Pictures do not belong in the copy, so please give every entry below again exactly.

*-*-*

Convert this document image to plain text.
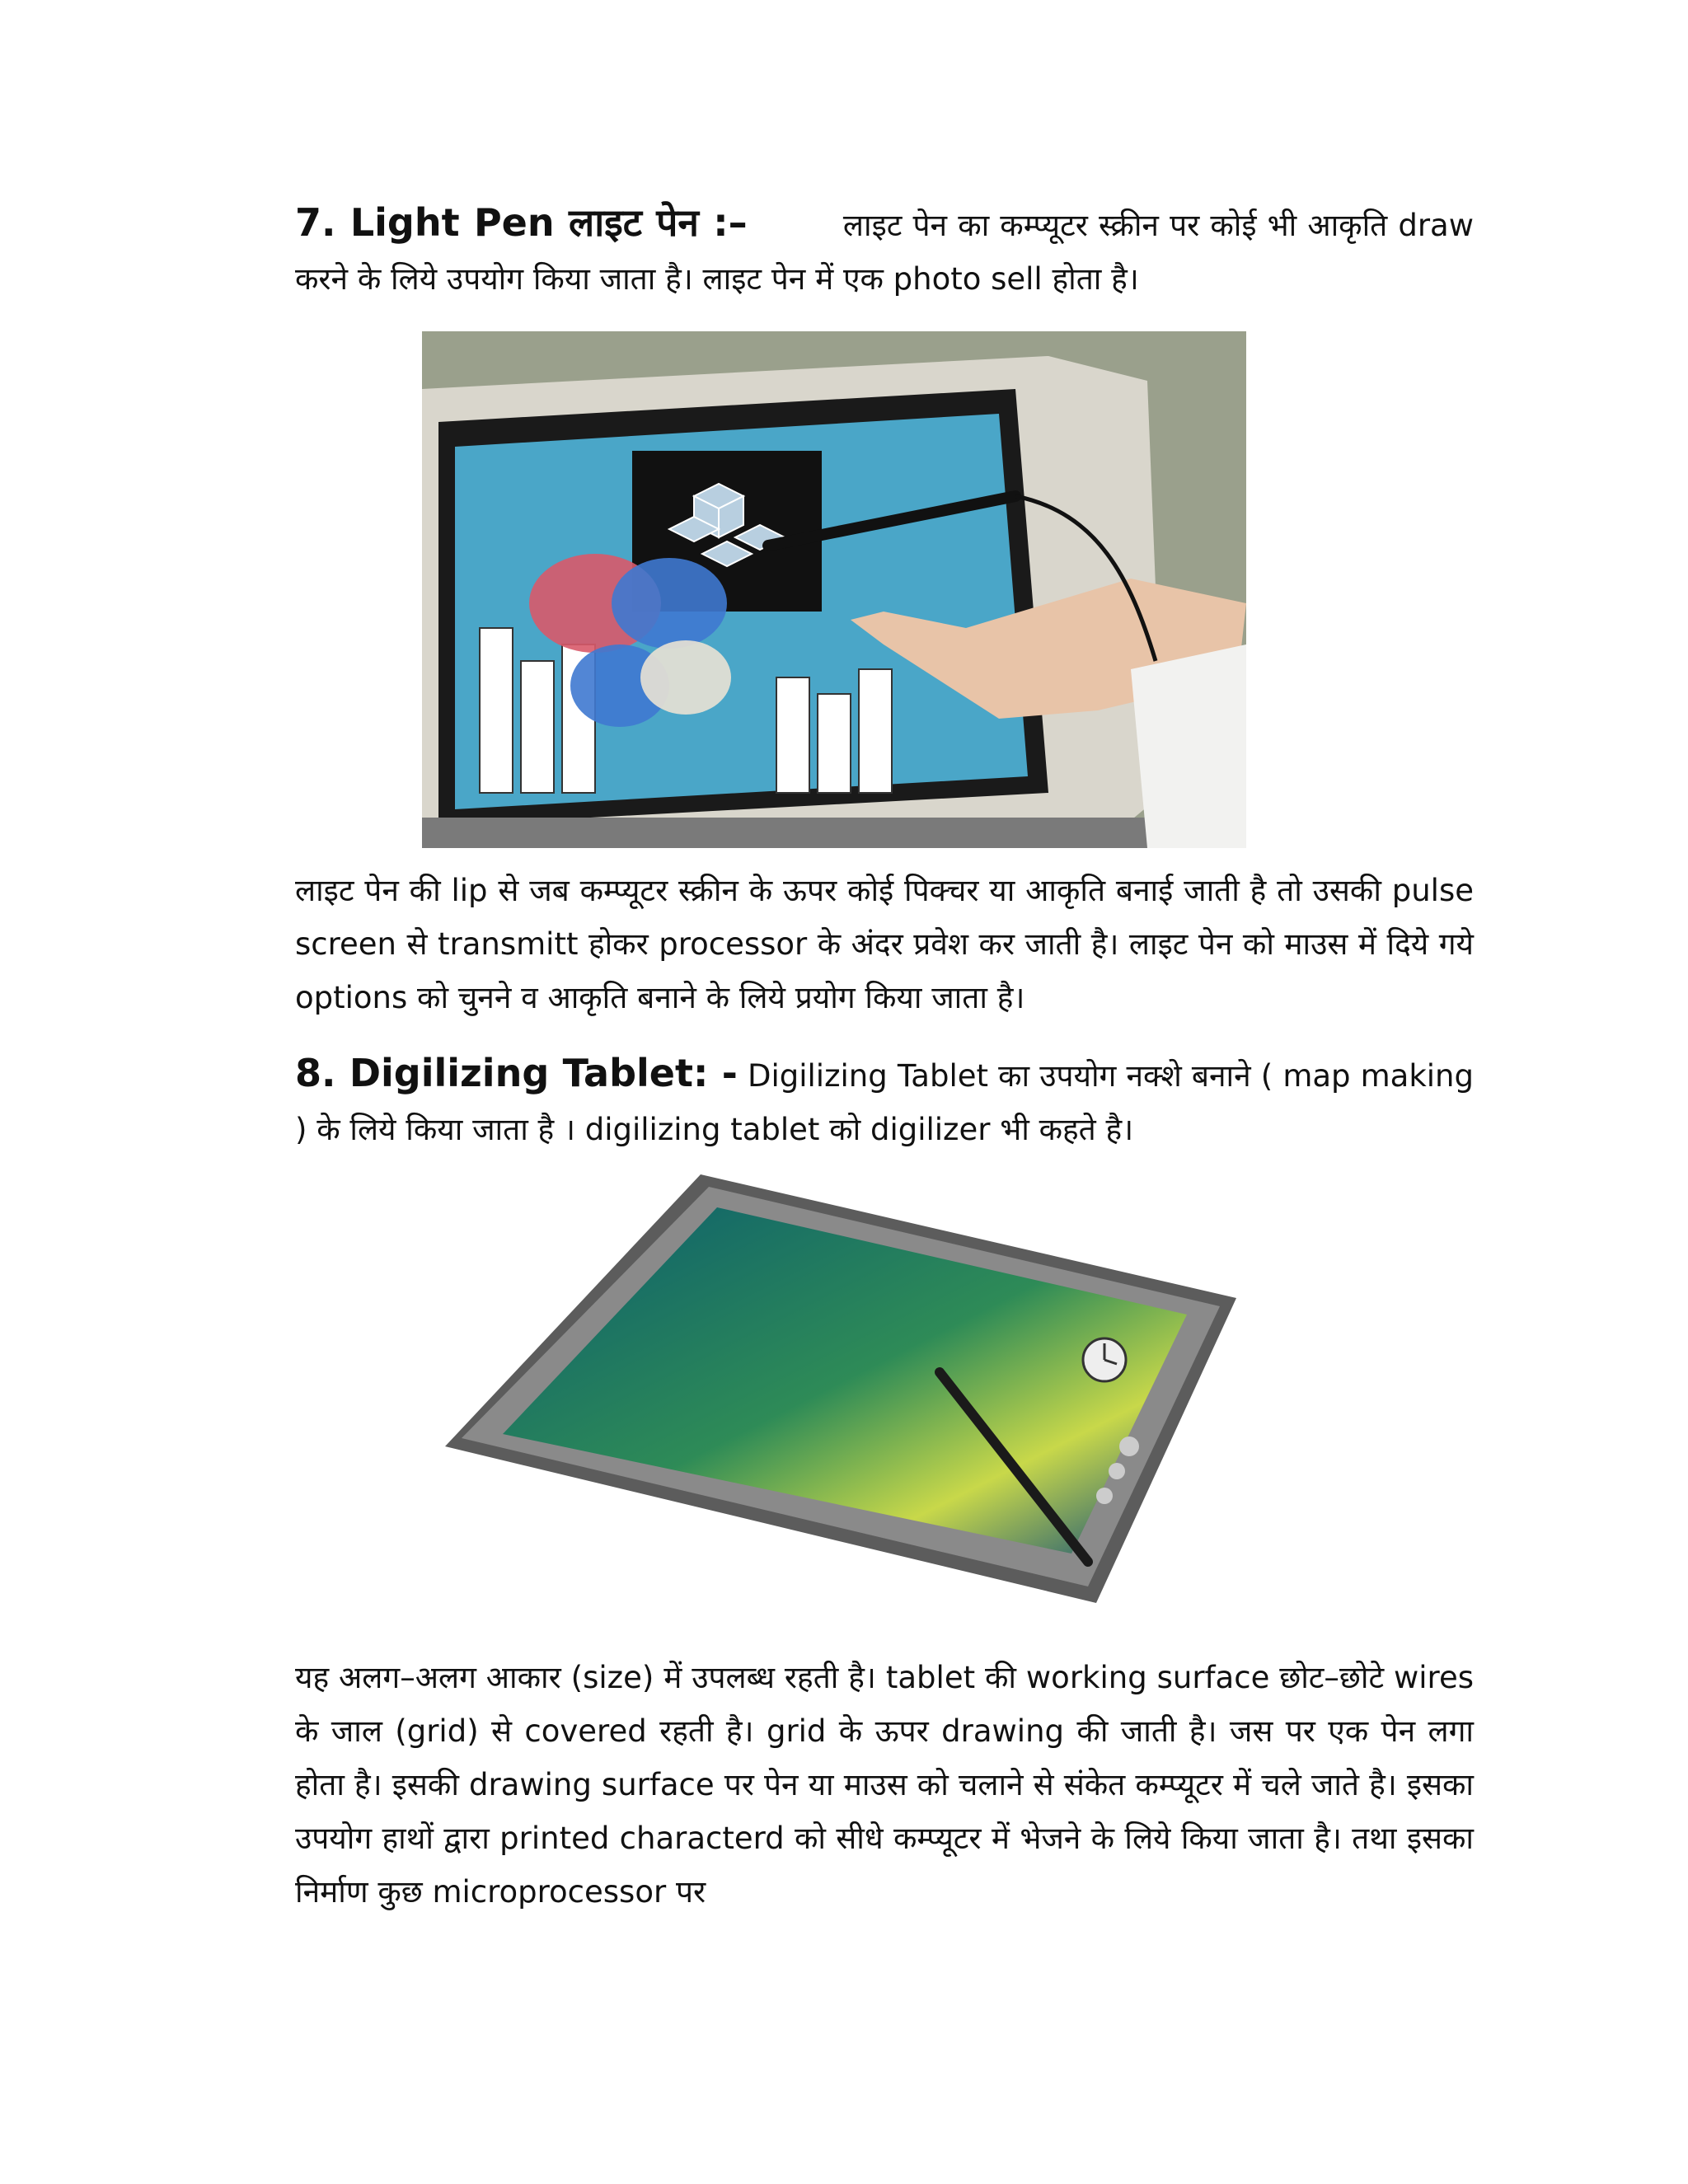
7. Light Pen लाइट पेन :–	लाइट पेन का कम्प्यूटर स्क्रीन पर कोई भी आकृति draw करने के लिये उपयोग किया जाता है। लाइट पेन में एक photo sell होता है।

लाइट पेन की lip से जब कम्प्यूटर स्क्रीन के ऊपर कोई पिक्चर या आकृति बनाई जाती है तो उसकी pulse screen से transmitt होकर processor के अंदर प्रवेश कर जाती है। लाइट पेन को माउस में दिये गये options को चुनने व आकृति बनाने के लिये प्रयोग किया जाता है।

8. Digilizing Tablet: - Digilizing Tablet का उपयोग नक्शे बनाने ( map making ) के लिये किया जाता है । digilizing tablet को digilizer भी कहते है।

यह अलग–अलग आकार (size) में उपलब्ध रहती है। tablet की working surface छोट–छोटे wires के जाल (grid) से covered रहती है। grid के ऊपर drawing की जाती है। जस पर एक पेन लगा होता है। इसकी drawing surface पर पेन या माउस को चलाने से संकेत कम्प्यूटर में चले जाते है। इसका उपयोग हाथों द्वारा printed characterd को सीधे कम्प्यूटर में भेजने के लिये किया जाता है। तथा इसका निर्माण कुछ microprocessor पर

*-*-*

→ **RESPONSE**
Convert this document image to plain text.
7. Light Pen लाइट पेन :–	लाइट पेन का कम्प्यूटर स्क्रीन पर कोई भी आकृति draw करने के लिये उपयोग किया जाता है। लाइट पेन में एक photo sell होता है।

लाइट पेन की lip से जब कम्प्यूटर स्क्रीन के ऊपर कोई पिक्चर या आकृति बनाई जाती है तो उसकी pulse screen से transmitt होकर processor के अंदर प्रवेश कर जाती है। लाइट पेन को माउस में दिये गये options को चुनने व आकृति बनाने के लिये प्रयोग किया जाता है।

8. Digilizing Tablet: - Digilizing Tablet का उपयोग नक्शे बनाने ( map making ) के लिये किया जाता है । digilizing tablet को digilizer भी कहते है।

यह अलग–अलग आकार (size) में उपलब्ध रहती है। tablet की working surface छोट–छोटे wires के जाल (grid) से covered रहती है। grid के ऊपर drawing की जाती है। जस पर एक पेन लगा होता है। इसकी drawing surface पर पेन या माउस को चलाने से संकेत कम्प्यूटर में चले जाते है। इसका उपयोग हाथों द्वारा printed characterd को सीधे कम्प्यूटर में भेजने के लिये किया जाता है। तथा इसका निर्माण कुछ microprocessor पर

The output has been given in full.